Structured figure records
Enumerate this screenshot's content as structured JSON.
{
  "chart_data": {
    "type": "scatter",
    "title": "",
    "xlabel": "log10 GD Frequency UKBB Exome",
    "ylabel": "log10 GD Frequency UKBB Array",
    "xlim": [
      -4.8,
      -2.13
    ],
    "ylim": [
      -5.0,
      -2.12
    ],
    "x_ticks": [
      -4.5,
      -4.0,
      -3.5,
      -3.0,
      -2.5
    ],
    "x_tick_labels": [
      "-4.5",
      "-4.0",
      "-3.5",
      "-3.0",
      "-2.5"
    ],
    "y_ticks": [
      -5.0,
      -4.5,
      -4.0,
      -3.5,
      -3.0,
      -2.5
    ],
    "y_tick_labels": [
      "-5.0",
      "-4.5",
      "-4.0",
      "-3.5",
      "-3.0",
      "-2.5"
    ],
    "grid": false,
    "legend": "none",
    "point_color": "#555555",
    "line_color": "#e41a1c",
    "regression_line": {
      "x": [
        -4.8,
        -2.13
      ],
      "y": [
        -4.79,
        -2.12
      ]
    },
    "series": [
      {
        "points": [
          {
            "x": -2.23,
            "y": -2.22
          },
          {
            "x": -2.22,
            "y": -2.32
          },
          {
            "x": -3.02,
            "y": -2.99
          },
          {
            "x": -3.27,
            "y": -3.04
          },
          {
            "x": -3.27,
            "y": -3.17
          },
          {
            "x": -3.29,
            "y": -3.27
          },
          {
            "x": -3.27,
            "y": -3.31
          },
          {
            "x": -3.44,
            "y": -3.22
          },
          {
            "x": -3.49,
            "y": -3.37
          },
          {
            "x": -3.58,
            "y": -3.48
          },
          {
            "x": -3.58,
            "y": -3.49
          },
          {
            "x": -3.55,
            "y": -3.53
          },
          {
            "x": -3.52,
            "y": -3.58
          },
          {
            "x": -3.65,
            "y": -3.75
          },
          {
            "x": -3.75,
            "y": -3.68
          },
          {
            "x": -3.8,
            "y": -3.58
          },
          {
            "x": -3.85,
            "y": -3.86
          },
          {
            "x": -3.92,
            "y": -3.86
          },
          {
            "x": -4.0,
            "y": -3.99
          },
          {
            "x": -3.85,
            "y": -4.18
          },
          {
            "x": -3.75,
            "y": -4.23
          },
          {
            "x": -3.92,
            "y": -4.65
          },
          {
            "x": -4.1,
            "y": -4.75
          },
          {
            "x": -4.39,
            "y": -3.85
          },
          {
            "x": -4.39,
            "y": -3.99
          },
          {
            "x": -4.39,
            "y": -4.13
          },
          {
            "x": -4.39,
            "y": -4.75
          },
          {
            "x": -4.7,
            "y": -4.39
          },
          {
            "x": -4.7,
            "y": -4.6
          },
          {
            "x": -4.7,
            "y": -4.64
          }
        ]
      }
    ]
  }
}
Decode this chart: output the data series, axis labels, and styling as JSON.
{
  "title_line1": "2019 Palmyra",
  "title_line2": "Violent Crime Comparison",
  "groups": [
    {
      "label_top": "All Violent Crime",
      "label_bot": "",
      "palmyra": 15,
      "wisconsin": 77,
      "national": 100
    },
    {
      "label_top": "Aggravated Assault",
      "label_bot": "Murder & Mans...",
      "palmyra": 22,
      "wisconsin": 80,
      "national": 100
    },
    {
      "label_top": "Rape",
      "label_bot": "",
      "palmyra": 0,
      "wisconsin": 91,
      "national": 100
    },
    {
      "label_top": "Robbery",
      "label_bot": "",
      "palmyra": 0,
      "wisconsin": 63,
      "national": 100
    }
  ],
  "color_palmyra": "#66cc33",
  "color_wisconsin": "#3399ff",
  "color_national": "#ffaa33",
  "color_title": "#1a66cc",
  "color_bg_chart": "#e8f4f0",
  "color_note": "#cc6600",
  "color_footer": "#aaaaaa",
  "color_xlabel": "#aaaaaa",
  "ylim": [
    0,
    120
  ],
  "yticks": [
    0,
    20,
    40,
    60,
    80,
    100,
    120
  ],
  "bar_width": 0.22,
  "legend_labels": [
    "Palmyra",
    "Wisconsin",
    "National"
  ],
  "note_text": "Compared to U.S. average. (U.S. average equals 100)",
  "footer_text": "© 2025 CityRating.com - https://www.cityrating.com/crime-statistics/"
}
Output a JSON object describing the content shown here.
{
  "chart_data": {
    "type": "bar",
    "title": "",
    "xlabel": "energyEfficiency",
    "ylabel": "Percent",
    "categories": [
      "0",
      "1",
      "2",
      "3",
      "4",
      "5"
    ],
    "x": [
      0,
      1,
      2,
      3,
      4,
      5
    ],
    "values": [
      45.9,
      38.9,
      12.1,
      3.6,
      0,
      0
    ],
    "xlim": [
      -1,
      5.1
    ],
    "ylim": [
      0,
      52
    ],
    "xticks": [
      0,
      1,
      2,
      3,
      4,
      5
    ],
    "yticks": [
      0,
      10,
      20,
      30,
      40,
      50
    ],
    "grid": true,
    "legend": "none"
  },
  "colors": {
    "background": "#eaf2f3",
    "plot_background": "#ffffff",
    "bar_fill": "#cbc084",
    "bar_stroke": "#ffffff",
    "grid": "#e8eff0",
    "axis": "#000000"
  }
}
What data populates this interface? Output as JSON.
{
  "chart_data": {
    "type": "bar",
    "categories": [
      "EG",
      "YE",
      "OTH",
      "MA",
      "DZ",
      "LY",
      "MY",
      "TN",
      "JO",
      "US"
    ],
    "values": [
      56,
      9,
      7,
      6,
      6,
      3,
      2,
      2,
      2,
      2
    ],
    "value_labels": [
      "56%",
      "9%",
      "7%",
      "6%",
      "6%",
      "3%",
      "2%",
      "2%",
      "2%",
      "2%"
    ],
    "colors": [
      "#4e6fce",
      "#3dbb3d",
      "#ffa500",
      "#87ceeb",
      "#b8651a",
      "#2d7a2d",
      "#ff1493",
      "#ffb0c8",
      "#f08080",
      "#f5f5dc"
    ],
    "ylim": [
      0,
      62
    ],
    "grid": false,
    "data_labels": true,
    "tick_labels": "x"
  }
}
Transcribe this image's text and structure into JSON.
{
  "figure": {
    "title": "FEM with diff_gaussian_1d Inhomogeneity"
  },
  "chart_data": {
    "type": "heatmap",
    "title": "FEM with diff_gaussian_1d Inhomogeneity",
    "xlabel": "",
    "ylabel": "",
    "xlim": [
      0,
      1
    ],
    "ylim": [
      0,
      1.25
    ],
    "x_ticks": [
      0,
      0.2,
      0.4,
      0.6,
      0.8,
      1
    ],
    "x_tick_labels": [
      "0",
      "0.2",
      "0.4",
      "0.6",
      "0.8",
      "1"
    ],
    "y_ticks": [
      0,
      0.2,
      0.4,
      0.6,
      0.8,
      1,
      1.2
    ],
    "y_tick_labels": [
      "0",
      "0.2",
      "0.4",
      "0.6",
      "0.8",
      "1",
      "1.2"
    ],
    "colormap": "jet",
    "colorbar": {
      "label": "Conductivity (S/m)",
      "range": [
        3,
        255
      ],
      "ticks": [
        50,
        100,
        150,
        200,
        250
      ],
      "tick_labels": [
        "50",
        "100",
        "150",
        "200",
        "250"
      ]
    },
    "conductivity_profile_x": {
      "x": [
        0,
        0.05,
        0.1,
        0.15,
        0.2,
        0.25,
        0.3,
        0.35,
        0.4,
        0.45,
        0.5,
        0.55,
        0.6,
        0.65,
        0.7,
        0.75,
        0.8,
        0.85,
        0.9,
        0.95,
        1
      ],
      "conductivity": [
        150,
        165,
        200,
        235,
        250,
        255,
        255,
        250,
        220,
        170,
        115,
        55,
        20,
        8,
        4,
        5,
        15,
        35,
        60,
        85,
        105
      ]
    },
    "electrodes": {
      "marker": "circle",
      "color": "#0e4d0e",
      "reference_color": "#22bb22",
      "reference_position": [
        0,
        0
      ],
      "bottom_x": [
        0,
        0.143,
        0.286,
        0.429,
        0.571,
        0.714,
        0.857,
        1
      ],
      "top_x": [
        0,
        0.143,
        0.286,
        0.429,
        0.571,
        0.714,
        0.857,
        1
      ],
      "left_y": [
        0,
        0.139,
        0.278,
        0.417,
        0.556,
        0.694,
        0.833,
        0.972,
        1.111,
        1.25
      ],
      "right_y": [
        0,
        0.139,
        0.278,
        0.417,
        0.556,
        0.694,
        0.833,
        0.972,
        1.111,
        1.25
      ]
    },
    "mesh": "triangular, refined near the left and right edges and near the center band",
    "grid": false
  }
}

**STATED TASK**.
Show every line in the records above that contains the word "aaaaaa".

**SOLVED EXERCISE**.
  "color_footer": "#aaaaaa",
  "color_xlabel": "#aaaaaa",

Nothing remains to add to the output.